_Written task_. Take each line containing the word "JSON" and copy it.

_Stored records_.
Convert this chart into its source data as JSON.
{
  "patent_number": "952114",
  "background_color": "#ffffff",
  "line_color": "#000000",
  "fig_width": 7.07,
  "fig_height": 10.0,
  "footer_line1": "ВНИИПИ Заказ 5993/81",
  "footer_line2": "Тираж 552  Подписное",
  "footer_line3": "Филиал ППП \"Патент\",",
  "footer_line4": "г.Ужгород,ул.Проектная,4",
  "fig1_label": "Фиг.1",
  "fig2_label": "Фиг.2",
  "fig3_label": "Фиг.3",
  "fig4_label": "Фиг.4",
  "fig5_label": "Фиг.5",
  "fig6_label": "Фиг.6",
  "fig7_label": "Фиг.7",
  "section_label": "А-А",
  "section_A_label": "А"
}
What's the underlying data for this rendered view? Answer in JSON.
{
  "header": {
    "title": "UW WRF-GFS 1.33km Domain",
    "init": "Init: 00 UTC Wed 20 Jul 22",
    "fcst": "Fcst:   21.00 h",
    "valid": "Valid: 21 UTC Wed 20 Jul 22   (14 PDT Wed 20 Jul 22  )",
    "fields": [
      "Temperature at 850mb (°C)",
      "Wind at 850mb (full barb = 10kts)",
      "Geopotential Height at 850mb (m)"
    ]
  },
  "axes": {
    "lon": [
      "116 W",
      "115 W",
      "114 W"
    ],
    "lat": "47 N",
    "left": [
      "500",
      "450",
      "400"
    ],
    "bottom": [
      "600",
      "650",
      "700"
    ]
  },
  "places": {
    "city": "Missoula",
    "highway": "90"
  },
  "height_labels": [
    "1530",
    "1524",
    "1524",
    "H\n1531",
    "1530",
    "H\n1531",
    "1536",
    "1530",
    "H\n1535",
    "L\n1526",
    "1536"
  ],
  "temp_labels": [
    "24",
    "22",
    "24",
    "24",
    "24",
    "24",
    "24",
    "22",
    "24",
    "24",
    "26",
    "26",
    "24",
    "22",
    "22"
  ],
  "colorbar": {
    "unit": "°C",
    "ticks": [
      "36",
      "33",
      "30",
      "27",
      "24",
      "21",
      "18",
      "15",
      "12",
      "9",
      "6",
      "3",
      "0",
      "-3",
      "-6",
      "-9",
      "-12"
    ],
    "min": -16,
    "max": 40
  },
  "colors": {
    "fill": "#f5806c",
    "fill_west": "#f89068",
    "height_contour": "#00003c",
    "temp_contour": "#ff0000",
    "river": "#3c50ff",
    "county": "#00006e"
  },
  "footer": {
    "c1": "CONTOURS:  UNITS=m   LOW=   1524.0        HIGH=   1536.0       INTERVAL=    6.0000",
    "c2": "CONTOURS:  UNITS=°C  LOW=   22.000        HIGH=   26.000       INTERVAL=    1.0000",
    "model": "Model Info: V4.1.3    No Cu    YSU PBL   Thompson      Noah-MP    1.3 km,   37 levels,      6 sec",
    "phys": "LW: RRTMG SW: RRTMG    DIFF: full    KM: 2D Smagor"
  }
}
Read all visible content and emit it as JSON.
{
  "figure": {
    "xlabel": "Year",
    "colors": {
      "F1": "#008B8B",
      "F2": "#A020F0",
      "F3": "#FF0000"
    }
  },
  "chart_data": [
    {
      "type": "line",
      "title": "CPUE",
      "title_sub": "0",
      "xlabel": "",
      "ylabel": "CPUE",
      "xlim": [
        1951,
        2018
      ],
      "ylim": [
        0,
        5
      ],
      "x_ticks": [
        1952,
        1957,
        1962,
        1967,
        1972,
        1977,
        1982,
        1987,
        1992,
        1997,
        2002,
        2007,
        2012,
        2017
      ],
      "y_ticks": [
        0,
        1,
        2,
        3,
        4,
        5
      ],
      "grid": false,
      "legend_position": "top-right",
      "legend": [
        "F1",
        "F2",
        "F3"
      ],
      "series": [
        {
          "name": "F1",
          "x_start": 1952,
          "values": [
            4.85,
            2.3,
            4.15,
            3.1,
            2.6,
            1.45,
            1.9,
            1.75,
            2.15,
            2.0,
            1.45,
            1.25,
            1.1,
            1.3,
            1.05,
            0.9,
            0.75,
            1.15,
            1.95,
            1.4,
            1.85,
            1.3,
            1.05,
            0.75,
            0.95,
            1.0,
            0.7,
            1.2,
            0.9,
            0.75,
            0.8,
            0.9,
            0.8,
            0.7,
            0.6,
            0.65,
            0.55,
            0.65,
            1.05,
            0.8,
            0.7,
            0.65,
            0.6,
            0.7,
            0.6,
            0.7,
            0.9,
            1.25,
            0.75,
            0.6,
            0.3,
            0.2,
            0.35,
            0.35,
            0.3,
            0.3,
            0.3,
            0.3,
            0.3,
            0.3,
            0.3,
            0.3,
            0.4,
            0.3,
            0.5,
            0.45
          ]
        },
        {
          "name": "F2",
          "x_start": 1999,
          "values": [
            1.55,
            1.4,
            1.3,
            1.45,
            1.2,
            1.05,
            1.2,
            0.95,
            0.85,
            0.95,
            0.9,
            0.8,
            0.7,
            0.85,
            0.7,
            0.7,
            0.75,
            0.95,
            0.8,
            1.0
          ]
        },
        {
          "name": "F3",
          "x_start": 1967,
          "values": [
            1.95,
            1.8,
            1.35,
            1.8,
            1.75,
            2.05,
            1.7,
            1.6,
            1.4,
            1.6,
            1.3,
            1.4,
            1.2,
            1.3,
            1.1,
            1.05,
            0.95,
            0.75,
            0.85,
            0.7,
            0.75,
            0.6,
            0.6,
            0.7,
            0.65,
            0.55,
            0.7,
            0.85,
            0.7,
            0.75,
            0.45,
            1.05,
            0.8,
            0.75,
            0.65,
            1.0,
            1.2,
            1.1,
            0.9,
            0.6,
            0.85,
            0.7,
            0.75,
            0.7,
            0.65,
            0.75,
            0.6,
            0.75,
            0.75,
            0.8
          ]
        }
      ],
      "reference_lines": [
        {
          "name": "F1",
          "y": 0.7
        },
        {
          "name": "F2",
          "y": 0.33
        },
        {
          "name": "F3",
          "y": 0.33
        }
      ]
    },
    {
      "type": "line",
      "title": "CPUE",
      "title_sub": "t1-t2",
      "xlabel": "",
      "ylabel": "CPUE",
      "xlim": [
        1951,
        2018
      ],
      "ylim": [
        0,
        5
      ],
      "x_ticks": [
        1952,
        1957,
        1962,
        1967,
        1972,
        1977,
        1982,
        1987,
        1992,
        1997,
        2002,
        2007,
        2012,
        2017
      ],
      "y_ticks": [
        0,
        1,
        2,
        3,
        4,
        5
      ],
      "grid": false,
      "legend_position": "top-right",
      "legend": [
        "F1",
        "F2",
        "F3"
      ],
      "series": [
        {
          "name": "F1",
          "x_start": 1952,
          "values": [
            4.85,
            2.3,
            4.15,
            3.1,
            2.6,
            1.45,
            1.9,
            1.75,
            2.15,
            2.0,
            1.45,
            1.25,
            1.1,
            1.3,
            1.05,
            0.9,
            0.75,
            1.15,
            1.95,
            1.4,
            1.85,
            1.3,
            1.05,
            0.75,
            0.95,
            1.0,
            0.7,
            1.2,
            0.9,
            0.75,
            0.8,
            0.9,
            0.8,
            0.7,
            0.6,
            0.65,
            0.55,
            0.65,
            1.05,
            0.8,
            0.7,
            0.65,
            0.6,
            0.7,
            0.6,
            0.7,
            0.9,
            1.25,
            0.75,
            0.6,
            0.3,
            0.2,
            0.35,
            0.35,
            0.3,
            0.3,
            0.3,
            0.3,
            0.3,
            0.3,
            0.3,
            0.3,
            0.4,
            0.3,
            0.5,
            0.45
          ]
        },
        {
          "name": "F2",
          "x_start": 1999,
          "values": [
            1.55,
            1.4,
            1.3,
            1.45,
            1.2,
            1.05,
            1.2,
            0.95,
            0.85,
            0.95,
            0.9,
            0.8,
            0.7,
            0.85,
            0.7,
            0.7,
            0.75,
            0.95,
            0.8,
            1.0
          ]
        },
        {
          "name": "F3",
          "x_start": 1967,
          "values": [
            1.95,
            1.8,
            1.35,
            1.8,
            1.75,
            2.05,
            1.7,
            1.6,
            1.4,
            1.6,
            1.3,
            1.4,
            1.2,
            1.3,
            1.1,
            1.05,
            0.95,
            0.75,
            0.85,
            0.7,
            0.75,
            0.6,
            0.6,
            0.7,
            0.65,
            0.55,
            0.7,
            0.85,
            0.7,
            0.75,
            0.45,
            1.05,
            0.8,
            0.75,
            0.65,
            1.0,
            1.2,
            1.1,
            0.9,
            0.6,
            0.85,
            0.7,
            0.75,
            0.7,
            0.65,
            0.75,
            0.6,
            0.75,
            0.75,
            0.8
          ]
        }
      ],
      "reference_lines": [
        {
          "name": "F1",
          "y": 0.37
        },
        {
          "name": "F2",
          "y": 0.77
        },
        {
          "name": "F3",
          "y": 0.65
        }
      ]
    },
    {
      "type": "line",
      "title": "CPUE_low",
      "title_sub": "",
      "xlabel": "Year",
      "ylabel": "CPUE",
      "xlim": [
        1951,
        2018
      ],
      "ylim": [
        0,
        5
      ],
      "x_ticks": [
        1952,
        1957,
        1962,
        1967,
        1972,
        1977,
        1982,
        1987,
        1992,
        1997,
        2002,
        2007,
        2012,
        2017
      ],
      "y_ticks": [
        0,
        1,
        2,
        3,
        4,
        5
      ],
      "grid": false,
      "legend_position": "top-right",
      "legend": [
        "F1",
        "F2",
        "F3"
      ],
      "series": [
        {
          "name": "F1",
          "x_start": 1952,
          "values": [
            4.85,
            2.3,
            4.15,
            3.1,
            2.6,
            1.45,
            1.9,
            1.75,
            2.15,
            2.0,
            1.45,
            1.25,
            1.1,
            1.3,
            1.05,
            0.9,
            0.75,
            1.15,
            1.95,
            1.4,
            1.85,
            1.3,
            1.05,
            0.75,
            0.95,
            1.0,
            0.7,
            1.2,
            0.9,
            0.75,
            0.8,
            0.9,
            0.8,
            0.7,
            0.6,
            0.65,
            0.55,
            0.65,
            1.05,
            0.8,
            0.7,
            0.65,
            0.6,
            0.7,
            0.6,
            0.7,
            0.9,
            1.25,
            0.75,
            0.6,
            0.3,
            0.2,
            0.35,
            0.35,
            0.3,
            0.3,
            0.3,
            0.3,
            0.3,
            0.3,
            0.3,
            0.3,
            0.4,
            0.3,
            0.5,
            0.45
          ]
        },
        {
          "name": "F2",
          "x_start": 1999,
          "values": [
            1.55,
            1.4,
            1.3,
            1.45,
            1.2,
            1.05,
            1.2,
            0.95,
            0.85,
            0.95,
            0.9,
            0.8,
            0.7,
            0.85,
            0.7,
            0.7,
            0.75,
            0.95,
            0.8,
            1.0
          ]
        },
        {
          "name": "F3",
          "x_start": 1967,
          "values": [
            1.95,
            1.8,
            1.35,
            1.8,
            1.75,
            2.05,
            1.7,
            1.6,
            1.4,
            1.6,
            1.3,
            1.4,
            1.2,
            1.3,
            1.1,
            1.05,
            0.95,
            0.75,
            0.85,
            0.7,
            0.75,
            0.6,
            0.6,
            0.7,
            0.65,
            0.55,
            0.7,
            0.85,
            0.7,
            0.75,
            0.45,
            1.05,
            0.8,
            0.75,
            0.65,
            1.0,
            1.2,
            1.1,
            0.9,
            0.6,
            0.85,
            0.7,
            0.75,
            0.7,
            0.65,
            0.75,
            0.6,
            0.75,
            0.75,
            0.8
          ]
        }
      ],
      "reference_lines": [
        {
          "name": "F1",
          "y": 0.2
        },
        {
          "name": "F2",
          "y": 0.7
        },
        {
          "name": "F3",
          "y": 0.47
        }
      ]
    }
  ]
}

_Solution to the exercise_.
Convert this chart into its source data as JSON.
What's the underlying data for this rendered view? Answer in JSON.
Read all visible content and emit it as JSON.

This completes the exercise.